> [Extracted information]:
-- START --

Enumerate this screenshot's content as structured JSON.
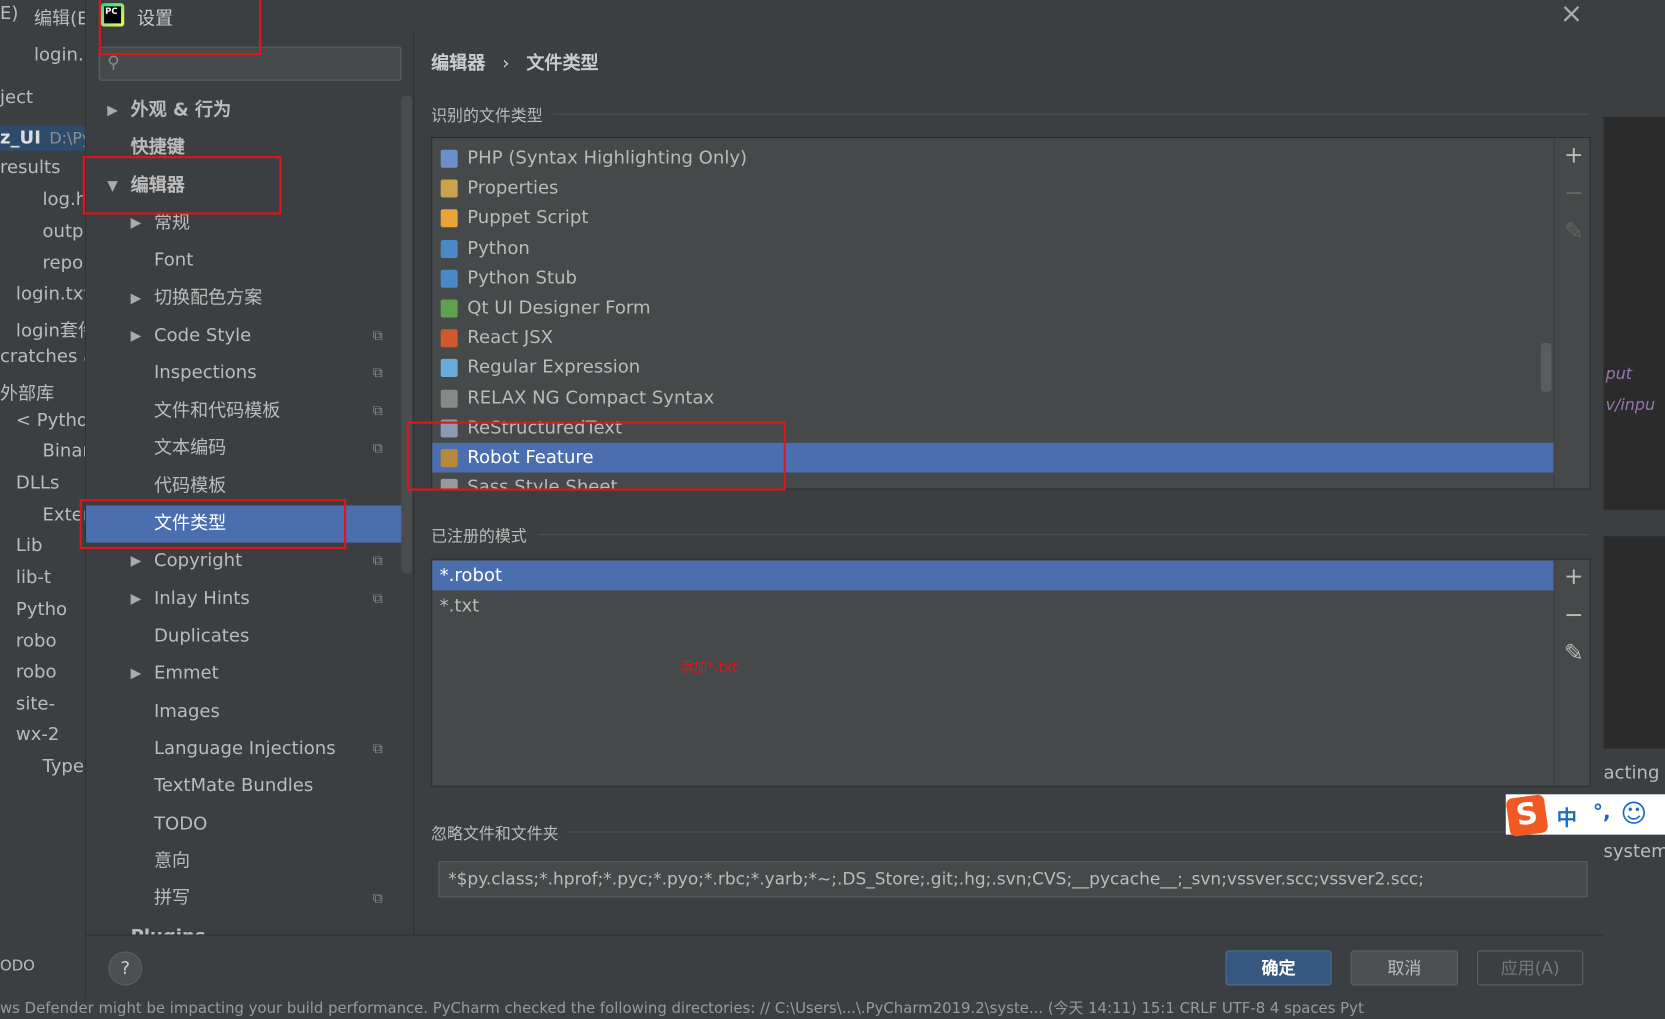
{
  "ide": {
    "menu": [
      "E)",
      "编辑(E"
    ],
    "tab": "login.",
    "project_dropdown": "ject",
    "project_root": "z_UI",
    "project_path": "D:\\Py",
    "tree": [
      "results",
      "log.h",
      "outp",
      "repo",
      "login.txt",
      "login套件",
      "cratches a",
      "外部库",
      "< Pytho",
      "Binar",
      "DLLs",
      "Exter",
      "Lib",
      "lib-t",
      "Pytho",
      "robo",
      "robo",
      "site-",
      "wx-2",
      "Type"
    ],
    "right_code": [
      "put",
      "v/inpu"
    ],
    "right_notice": [
      "acting y",
      "system"
    ],
    "bottom_tab": "ODO",
    "status_text": "ws Defender might be impacting your build performance. PyCharm checked the following directories: // C:\\Users\\...\\.PyCharm2019.2\\syste... (今天 14:11)   15:1   CRLF   UTF-8   4 spaces   Pyt"
  },
  "dialog": {
    "title": "设置",
    "close": "×",
    "search_placeholder": "",
    "tree": [
      {
        "label": "外观 & 行为",
        "arrow": "▶",
        "level": 0,
        "bold": true
      },
      {
        "label": "快捷键",
        "arrow": "",
        "level": 0,
        "bold": true
      },
      {
        "label": "编辑器",
        "arrow": "▼",
        "level": 0,
        "bold": true
      },
      {
        "label": "常规",
        "arrow": "▶",
        "level": 1
      },
      {
        "label": "Font",
        "arrow": "",
        "level": 1
      },
      {
        "label": "切换配色方案",
        "arrow": "▶",
        "level": 1
      },
      {
        "label": "Code Style",
        "arrow": "▶",
        "level": 1,
        "copy": true
      },
      {
        "label": "Inspections",
        "arrow": "",
        "level": 1,
        "copy": true
      },
      {
        "label": "文件和代码模板",
        "arrow": "",
        "level": 1,
        "copy": true
      },
      {
        "label": "文本编码",
        "arrow": "",
        "level": 1,
        "copy": true
      },
      {
        "label": "代码模板",
        "arrow": "",
        "level": 1
      },
      {
        "label": "文件类型",
        "arrow": "",
        "level": 1,
        "selected": true
      },
      {
        "label": "Copyright",
        "arrow": "▶",
        "level": 1,
        "copy": true
      },
      {
        "label": "Inlay Hints",
        "arrow": "▶",
        "level": 1,
        "copy": true
      },
      {
        "label": "Duplicates",
        "arrow": "",
        "level": 1
      },
      {
        "label": "Emmet",
        "arrow": "▶",
        "level": 1
      },
      {
        "label": "Images",
        "arrow": "",
        "level": 1
      },
      {
        "label": "Language Injections",
        "arrow": "",
        "level": 1,
        "copy": true
      },
      {
        "label": "TextMate Bundles",
        "arrow": "",
        "level": 1
      },
      {
        "label": "TODO",
        "arrow": "",
        "level": 1
      },
      {
        "label": "意向",
        "arrow": "",
        "level": 1
      },
      {
        "label": "拼写",
        "arrow": "",
        "level": 1,
        "copy": true
      },
      {
        "label": "Plugins",
        "arrow": "",
        "level": 0,
        "bold": true
      }
    ],
    "breadcrumb": [
      "编辑器",
      "文件类型"
    ],
    "breadcrumb_sep": "›",
    "recognized_label": "识别的文件类型",
    "file_types": [
      {
        "label": "PHP (Syntax Highlighting Only)",
        "color": "#6d8fc9"
      },
      {
        "label": "Properties",
        "color": "#c9a24b"
      },
      {
        "label": "Puppet Script",
        "color": "#e8a33b"
      },
      {
        "label": "Python",
        "color": "#4a88c7"
      },
      {
        "label": "Python Stub",
        "color": "#4a88c7"
      },
      {
        "label": "Qt UI Designer Form",
        "color": "#5fa04e"
      },
      {
        "label": "React JSX",
        "color": "#d0582f"
      },
      {
        "label": "Regular Expression",
        "color": "#6aa9d8"
      },
      {
        "label": "RELAX NG Compact Syntax",
        "color": "#888888"
      },
      {
        "label": "ReStructuredText",
        "color": "#8a9bb0"
      },
      {
        "label": "Robot Feature",
        "color": "#b58a3c",
        "selected": true
      },
      {
        "label": "Sass Style Sheet",
        "color": "#999999"
      }
    ],
    "patterns_label": "已注册的模式",
    "patterns": [
      {
        "label": "*.robot",
        "selected": true
      },
      {
        "label": "*.txt"
      }
    ],
    "annotation": "添加*.txt",
    "ignore_label": "忽略文件和文件夹",
    "ignore_value": "*$py.class;*.hprof;*.pyc;*.pyo;*.rbc;*.yarb;*~;.DS_Store;.git;.hg;.svn;CVS;__pycache__;_svn;vssver.scc;vssver2.scc;",
    "tools": {
      "add": "+",
      "remove": "−",
      "edit": "✎"
    },
    "help": "?",
    "ok": "确定",
    "cancel": "取消",
    "apply": "应用(A)"
  },
  "ime": {
    "logo": "S",
    "mode": "中",
    "punct": "°,",
    "emoji": "☺"
  },
  "colors": {
    "selection": "#4b6eaf",
    "highlight_box": "#e0151d",
    "primary_button": "#365880"
  }
}
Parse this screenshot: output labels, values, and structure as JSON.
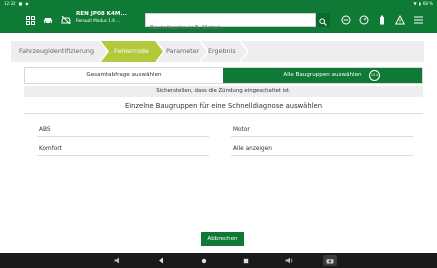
{
  "statusbar": {
    "time": "12:32",
    "battery": "68 %"
  },
  "vehicle": {
    "title": "REN JP08 K4M...",
    "subtitle": "Renault Modus 1.6 ..."
  },
  "search": {
    "placeholder": "Bauteilsuche (z.B. Motor)"
  },
  "wizard": {
    "steps": [
      {
        "label": "Fahrzeugidentifizierung",
        "active": false
      },
      {
        "label": "Fehlercode",
        "active": true
      },
      {
        "label": "Parameter",
        "active": false
      },
      {
        "label": "Ergebnis",
        "active": false
      }
    ]
  },
  "options": {
    "left_label": "Gesamtabfrage auswählen",
    "right_label": "Alle Baugruppen auswählen",
    "timer": "13 s"
  },
  "notice": "Sicherstellen, dass die Zündung eingeschaltet ist.",
  "heading": "Einzelne Baugruppen für eine Schnelldiagnose auswählen",
  "groups": [
    "ABS",
    "Motor",
    "Komfort",
    "Alle anzeigen"
  ],
  "buttons": {
    "abort": "Abbrechen"
  },
  "icons": {
    "appbar": [
      "grid-icon",
      "car-icon",
      "car-tools-icon",
      "search-icon",
      "minus-circle-icon",
      "gauge-icon",
      "battery-icon",
      "warning-icon",
      "menu-icon"
    ],
    "navbar": [
      "volume-down-icon",
      "back-icon",
      "home-icon",
      "recent-apps-icon",
      "volume-up-icon",
      "screenshot-icon"
    ]
  },
  "colors": {
    "primary": "#0f7a35",
    "step_active": "#b3c93b",
    "nav": "#1a1a1a"
  }
}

-- END --

> [What you should do]:
Omit the pictures and give the material again, exactly and in full.

> [Final answer]:
Enumerate this screenshot's content as structured JSON.
{
  "ide": {
    "menu": [
      "E)",
      "编辑(E"
    ],
    "tab": "login.",
    "project_dropdown": "ject",
    "project_root": "z_UI",
    "project_path": "D:\\Py",
    "tree": [
      "results",
      "log.h",
      "outp",
      "repo",
      "login.txt",
      "login套件",
      "cratches a",
      "外部库",
      "< Pytho",
      "Binar",
      "DLLs",
      "Exter",
      "Lib",
      "lib-t",
      "Pytho",
      "robo",
      "robo",
      "site-",
      "wx-2",
      "Type"
    ],
    "right_code": [
      "put",
      "v/inpu"
    ],
    "right_notice": [
      "acting y",
      "system"
    ],
    "bottom_tab": "ODO",
    "status_text": "ws Defender might be impacting your build performance. PyCharm checked the following directories: // C:\\Users\\...\\.PyCharm2019.2\\syste... (今天 14:11)   15:1   CRLF   UTF-8   4 spaces   Pyt"
  },
  "dialog": {
    "title": "设置",
    "close": "×",
    "search_placeholder": "",
    "tree": [
      {
        "label": "外观 & 行为",
        "arrow": "▶",
        "level": 0,
        "bold": true
      },
      {
        "label": "快捷键",
        "arrow": "",
        "level": 0,
        "bold": true
      },
      {
        "label": "编辑器",
        "arrow": "▼",
        "level": 0,
        "bold": true
      },
      {
        "label": "常规",
        "arrow": "▶",
        "level": 1
      },
      {
        "label": "Font",
        "arrow": "",
        "level": 1
      },
      {
        "label": "切换配色方案",
        "arrow": "▶",
        "level": 1
      },
      {
        "label": "Code Style",
        "arrow": "▶",
        "level": 1,
        "copy": true
      },
      {
        "label": "Inspections",
        "arrow": "",
        "level": 1,
        "copy": true
      },
      {
        "label": "文件和代码模板",
        "arrow": "",
        "level": 1,
        "copy": true
      },
      {
        "label": "文本编码",
        "arrow": "",
        "level": 1,
        "copy": true
      },
      {
        "label": "代码模板",
        "arrow": "",
        "level": 1
      },
      {
        "label": "文件类型",
        "arrow": "",
        "level": 1,
        "selected": true
      },
      {
        "label": "Copyright",
        "arrow": "▶",
        "level": 1,
        "copy": true
      },
      {
        "label": "Inlay Hints",
        "arrow": "▶",
        "level": 1,
        "copy": true
      },
      {
        "label": "Duplicates",
        "arrow": "",
        "level": 1
      },
      {
        "label": "Emmet",
        "arrow": "▶",
        "level": 1
      },
      {
        "label": "Images",
        "arrow": "",
        "level": 1
      },
      {
        "label": "Language Injections",
        "arrow": "",
        "level": 1,
        "copy": true
      },
      {
        "label": "TextMate Bundles",
        "arrow": "",
        "level": 1
      },
      {
        "label": "TODO",
        "arrow": "",
        "level": 1
      },
      {
        "label": "意向",
        "arrow": "",
        "level": 1
      },
      {
        "label": "拼写",
        "arrow": "",
        "level": 1,
        "copy": true
      },
      {
        "label": "Plugins",
        "arrow": "",
        "level": 0,
        "bold": true
      }
    ],
    "breadcrumb": [
      "编辑器",
      "文件类型"
    ],
    "breadcrumb_sep": "›",
    "recognized_label": "识别的文件类型",
    "file_types": [
      {
        "label": "PHP (Syntax Highlighting Only)",
        "color": "#6d8fc9"
      },
      {
        "label": "Properties",
        "color": "#c9a24b"
      },
      {
        "label": "Puppet Script",
        "color": "#e8a33b"
      },
      {
        "label": "Python",
        "color": "#4a88c7"
      },
      {
        "label": "Python Stub",
        "color": "#4a88c7"
      },
      {
        "label": "Qt UI Designer Form",
        "color": "#5fa04e"
      },
      {
        "label": "React JSX",
        "color": "#d0582f"
      },
      {
        "label": "Regular Expression",
        "color": "#6aa9d8"
      },
      {
        "label": "RELAX NG Compact Syntax",
        "color": "#888888"
      },
      {
        "label": "ReStructuredText",
        "color": "#8a9bb0"
      },
      {
        "label": "Robot Feature",
        "color": "#b58a3c",
        "selected": true
      },
      {
        "label": "Sass Style Sheet",
        "color": "#999999"
      }
    ],
    "patterns_label": "已注册的模式",
    "patterns": [
      {
        "label": "*.robot",
        "selected": true
      },
      {
        "label": "*.txt"
      }
    ],
    "annotation": "添加*.txt",
    "ignore_label": "忽略文件和文件夹",
    "ignore_value": "*$py.class;*.hprof;*.pyc;*.pyo;*.rbc;*.yarb;*~;.DS_Store;.git;.hg;.svn;CVS;__pycache__;_svn;vssver.scc;vssver2.scc;",
    "tools": {
      "add": "+",
      "remove": "−",
      "edit": "✎"
    },
    "help": "?",
    "ok": "确定",
    "cancel": "取消",
    "apply": "应用(A)"
  },
  "ime": {
    "logo": "S",
    "mode": "中",
    "punct": "°,",
    "emoji": "☺"
  },
  "colors": {
    "selection": "#4b6eaf",
    "highlight_box": "#e0151d",
    "primary_button": "#365880"
  }
}
Parse this screenshot: output labels, values, and structure as JSON.
{
  "statusbar": {
    "time": "12:32",
    "battery": "68 %"
  },
  "vehicle": {
    "title": "REN JP08 K4M...",
    "subtitle": "Renault Modus 1.6 ..."
  },
  "search": {
    "placeholder": "Bauteilsuche (z.B. Motor)"
  },
  "wizard": {
    "steps": [
      {
        "label": "Fahrzeugidentifizierung",
        "active": false
      },
      {
        "label": "Fehlercode",
        "active": true
      },
      {
        "label": "Parameter",
        "active": false
      },
      {
        "label": "Ergebnis",
        "active": false
      }
    ]
  },
  "options": {
    "left_label": "Gesamtabfrage auswählen",
    "right_label": "Alle Baugruppen auswählen",
    "timer": "13 s"
  },
  "notice": "Sicherstellen, dass die Zündung eingeschaltet ist.",
  "heading": "Einzelne Baugruppen für eine Schnelldiagnose auswählen",
  "groups": [
    "ABS",
    "Motor",
    "Komfort",
    "Alle anzeigen"
  ],
  "buttons": {
    "abort": "Abbrechen"
  },
  "icons": {
    "appbar": [
      "grid-icon",
      "car-icon",
      "car-tools-icon",
      "search-icon",
      "minus-circle-icon",
      "gauge-icon",
      "battery-icon",
      "warning-icon",
      "menu-icon"
    ],
    "navbar": [
      "volume-down-icon",
      "back-icon",
      "home-icon",
      "recent-apps-icon",
      "volume-up-icon",
      "screenshot-icon"
    ]
  },
  "colors": {
    "primary": "#0f7a35",
    "step_active": "#b3c93b",
    "nav": "#1a1a1a"
  }
}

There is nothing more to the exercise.